DIRECTIVE - Output all entries verbatim. Skip pictures.

-*-*-

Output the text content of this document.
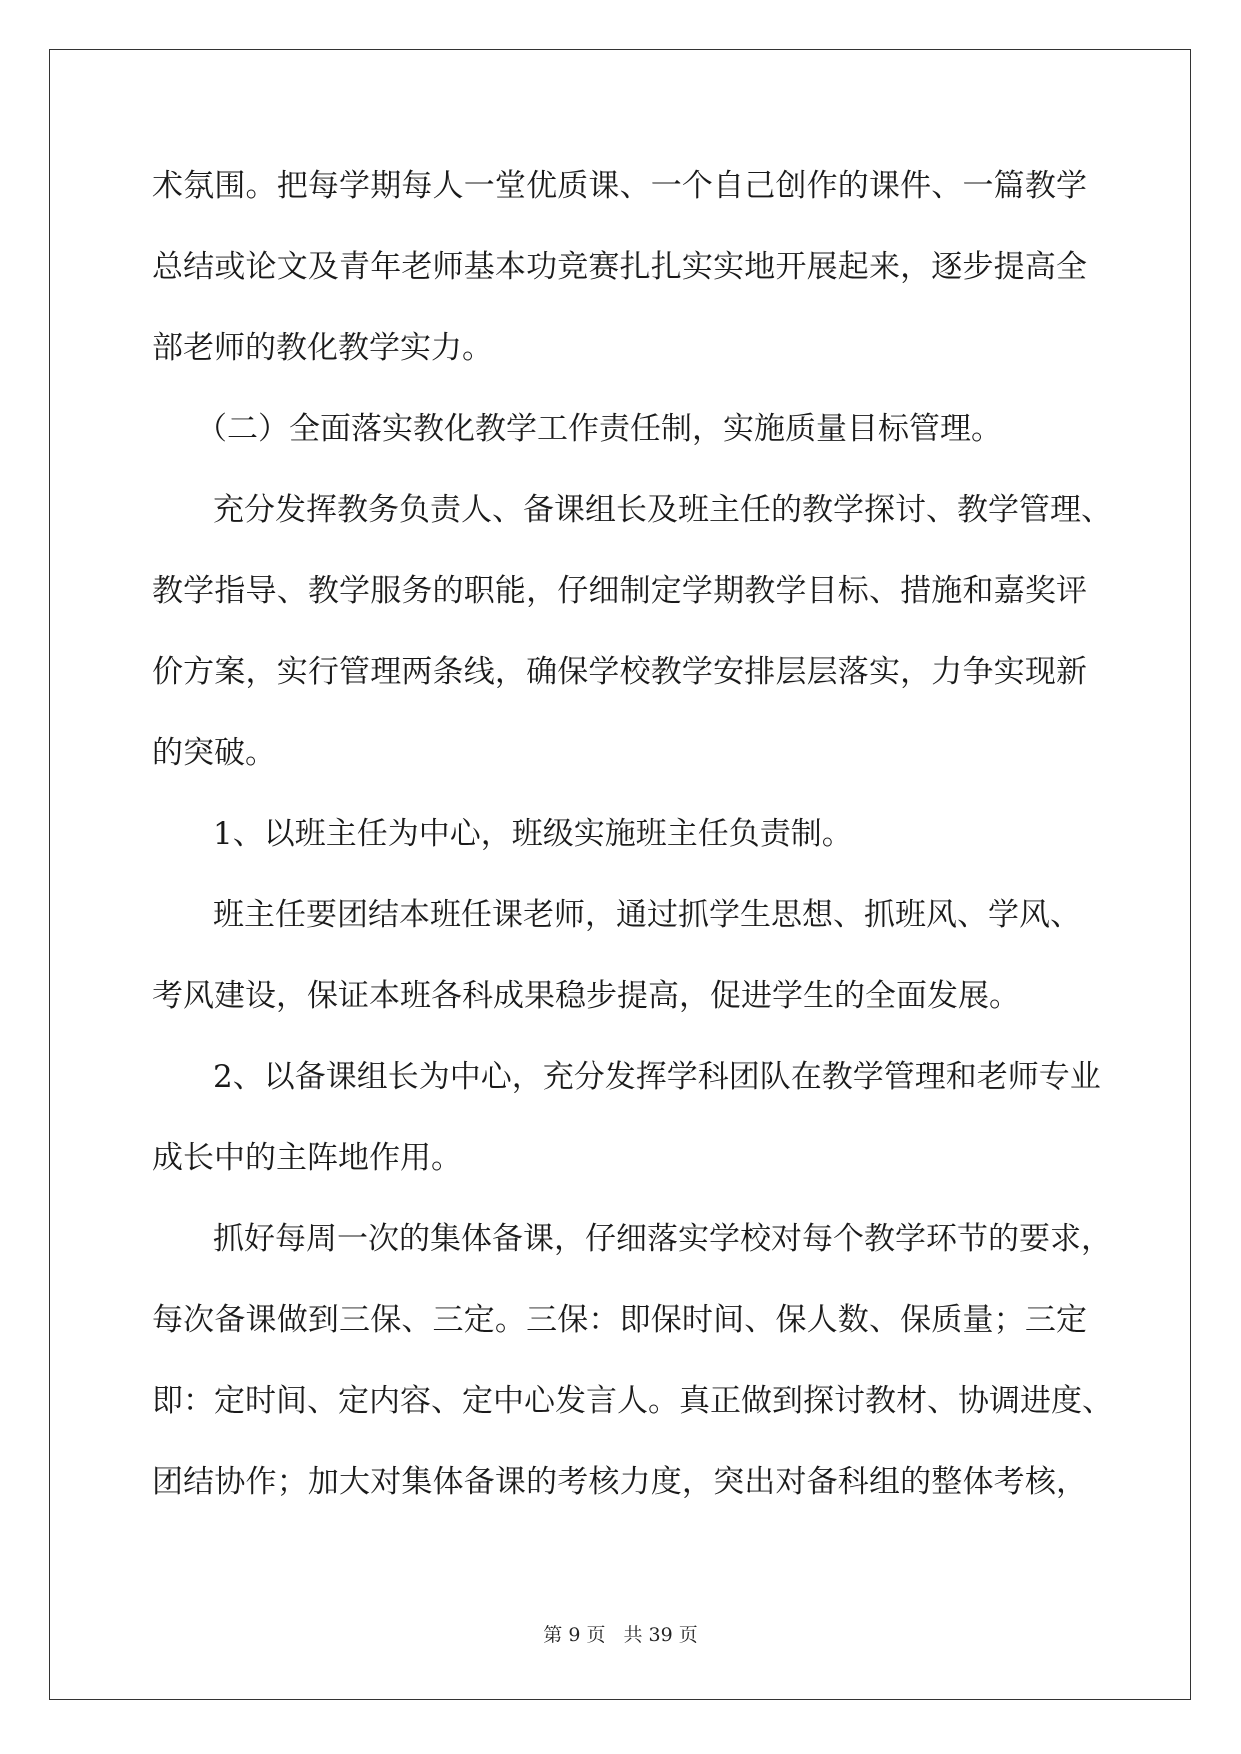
术氛围。把每学期每人一堂优质课、一个自己创作的课件、一篇教学
总结或论文及青年老师基本功竞赛扎扎实实地开展起来，逐步提高全
部老师的教化教学实力。
（二）全面落实教化教学工作责任制，实施质量目标管理。
充分发挥教务负责人、备课组长及班主任的教学探讨、教学管理、
教学指导、教学服务的职能，仔细制定学期教学目标、措施和嘉奖评
价方案，实行管理两条线，确保学校教学安排层层落实，力争实现新
的突破。
1、以班主任为中心，班级实施班主任负责制。
班主任要团结本班任课老师，通过抓学生思想、抓班风、学风、
考风建设，保证本班各科成果稳步提高，促进学生的全面发展。
2、以备课组长为中心，充分发挥学科团队在教学管理和老师专业
成长中的主阵地作用。
抓好每周一次的集体备课，仔细落实学校对每个教学环节的要求，
每次备课做到三保、三定。三保：即保时间、保人数、保质量；三定
即：定时间、定内容、定中心发言人。真正做到探讨教材、协调进度、
团结协作；加大对集体备课的考核力度，突出对备科组的整体考核，
第 9 页 共 39 页
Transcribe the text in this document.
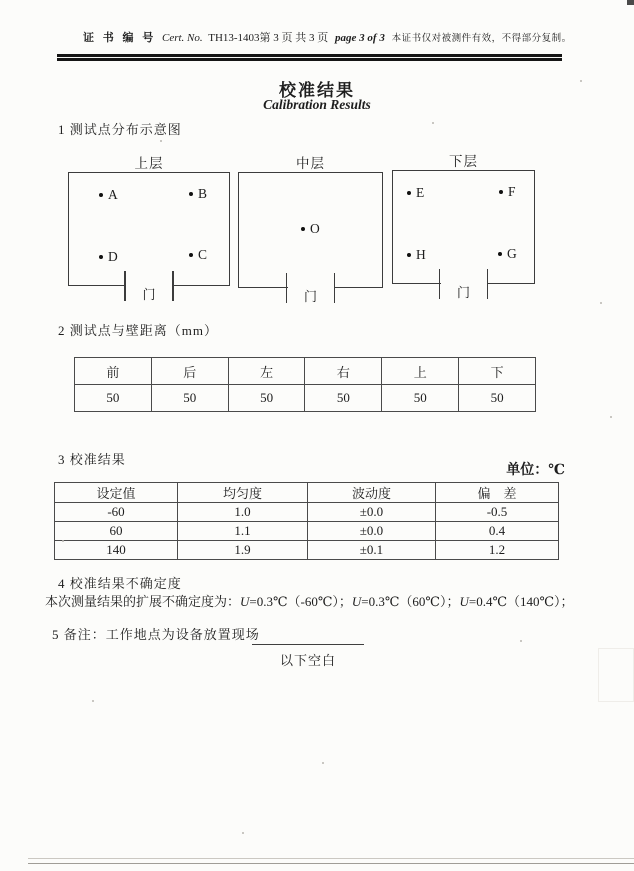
证 书 编 号 Cert. No. TH13-1403第 3 页 共 3 页 page 3 of 3 本证书仅对被测件有效，不得部分复制。
校准结果
Calibration Results
1 测试点分布示意图
上层
A	B
D	C
门
中层
O
门
下层
E	F
H	G
门
2 测试点与壁距离（mm）
前	后	左	右	上	下
50	50	50	50	50	50
3 校准结果
单位：℃
设定值	均匀度	波动度	偏　差
-60	1.0	±0.0	-0.5
60	1.1	±0.0	0.4
140	1.9	±0.1	1.2
4 校准结果不确定度
本次测量结果的扩展不确定度为：U=0.3℃（-60℃）；U=0.3℃（60℃）；U=0.4℃（140℃）；
5 备注：工作地点为设备放置现场
以下空白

-*-*-

SOLUTION TO THE PROBLEM -
Output the text content of this document.
术氛围。把每学期每人一堂优质课、一个自己创作的课件、一篇教学
总结或论文及青年老师基本功竞赛扎扎实实地开展起来，逐步提高全
部老师的教化教学实力。
（二）全面落实教化教学工作责任制，实施质量目标管理。
充分发挥教务负责人、备课组长及班主任的教学探讨、教学管理、
教学指导、教学服务的职能，仔细制定学期教学目标、措施和嘉奖评
价方案，实行管理两条线，确保学校教学安排层层落实，力争实现新
的突破。
1、以班主任为中心，班级实施班主任负责制。
班主任要团结本班任课老师，通过抓学生思想、抓班风、学风、
考风建设，保证本班各科成果稳步提高，促进学生的全面发展。
2、以备课组长为中心，充分发挥学科团队在教学管理和老师专业
成长中的主阵地作用。
抓好每周一次的集体备课，仔细落实学校对每个教学环节的要求，
每次备课做到三保、三定。三保：即保时间、保人数、保质量；三定
即：定时间、定内容、定中心发言人。真正做到探讨教材、协调进度、
团结协作；加大对集体备课的考核力度，突出对备科组的整体考核，
第 9 页 共 39 页
Transcribe the text in this document.
证 书 编 号 Cert. No. TH13-1403第 3 页 共 3 页 page 3 of 3 本证书仅对被测件有效，不得部分复制。
校准结果
Calibration Results
1 测试点分布示意图
上层
A	B
D	C
门
中层
O
门
下层
E	F
H	G
门
2 测试点与壁距离（mm）
前	后	左	右	上	下
50	50	50	50	50	50
3 校准结果
单位：℃
设定值	均匀度	波动度	偏　差
-60	1.0	±0.0	-0.5
60	1.1	±0.0	0.4
140	1.9	±0.1	1.2
4 校准结果不确定度
本次测量结果的扩展不确定度为：U=0.3℃（-60℃）；U=0.3℃（60℃）；U=0.4℃（140℃）；
5 备注：工作地点为设备放置现场
以下空白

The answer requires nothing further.